(Some records)
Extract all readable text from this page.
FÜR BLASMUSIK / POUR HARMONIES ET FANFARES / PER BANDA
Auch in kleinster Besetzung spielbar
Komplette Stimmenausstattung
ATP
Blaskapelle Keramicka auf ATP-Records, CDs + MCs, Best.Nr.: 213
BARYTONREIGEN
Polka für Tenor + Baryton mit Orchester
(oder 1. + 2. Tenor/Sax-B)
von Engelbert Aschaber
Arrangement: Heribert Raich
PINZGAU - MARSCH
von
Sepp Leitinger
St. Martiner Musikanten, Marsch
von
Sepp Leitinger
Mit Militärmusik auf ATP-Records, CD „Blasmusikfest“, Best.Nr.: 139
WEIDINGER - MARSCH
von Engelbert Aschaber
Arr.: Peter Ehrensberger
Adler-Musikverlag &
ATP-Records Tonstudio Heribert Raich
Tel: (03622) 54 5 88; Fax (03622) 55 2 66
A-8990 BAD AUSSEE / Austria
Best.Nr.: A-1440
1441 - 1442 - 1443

Required task | Your task is to repeat the data exactly; please include every line.

Finished task |
Extract all readable text from this page.
FÜR BLASMUSIK / POUR HARMONIES ET FANFARES / PER BANDA
Auch in kleinster Besetzung spielbar
Komplette Stimmenausstattung
ATP
Blaskapelle Keramicka auf ATP-Records, CDs + MCs, Best.Nr.: 213
BARYTONREIGEN
Polka für Tenor + Baryton mit Orchester
(oder 1. + 2. Tenor/Sax-B)
von Engelbert Aschaber
Arrangement: Heribert Raich
PINZGAU - MARSCH
von
Sepp Leitinger
St. Martiner Musikanten, Marsch
von
Sepp Leitinger
Mit Militärmusik auf ATP-Records, CD „Blasmusikfest“, Best.Nr.: 139
WEIDINGER - MARSCH
von Engelbert Aschaber
Arr.: Peter Ehrensberger
Adler-Musikverlag &
ATP-Records Tonstudio Heribert Raich
Tel: (03622) 54 5 88; Fax (03622) 55 2 66
A-8990 BAD AUSSEE / Austria
Best.Nr.: A-1440
1441 - 1442 - 1443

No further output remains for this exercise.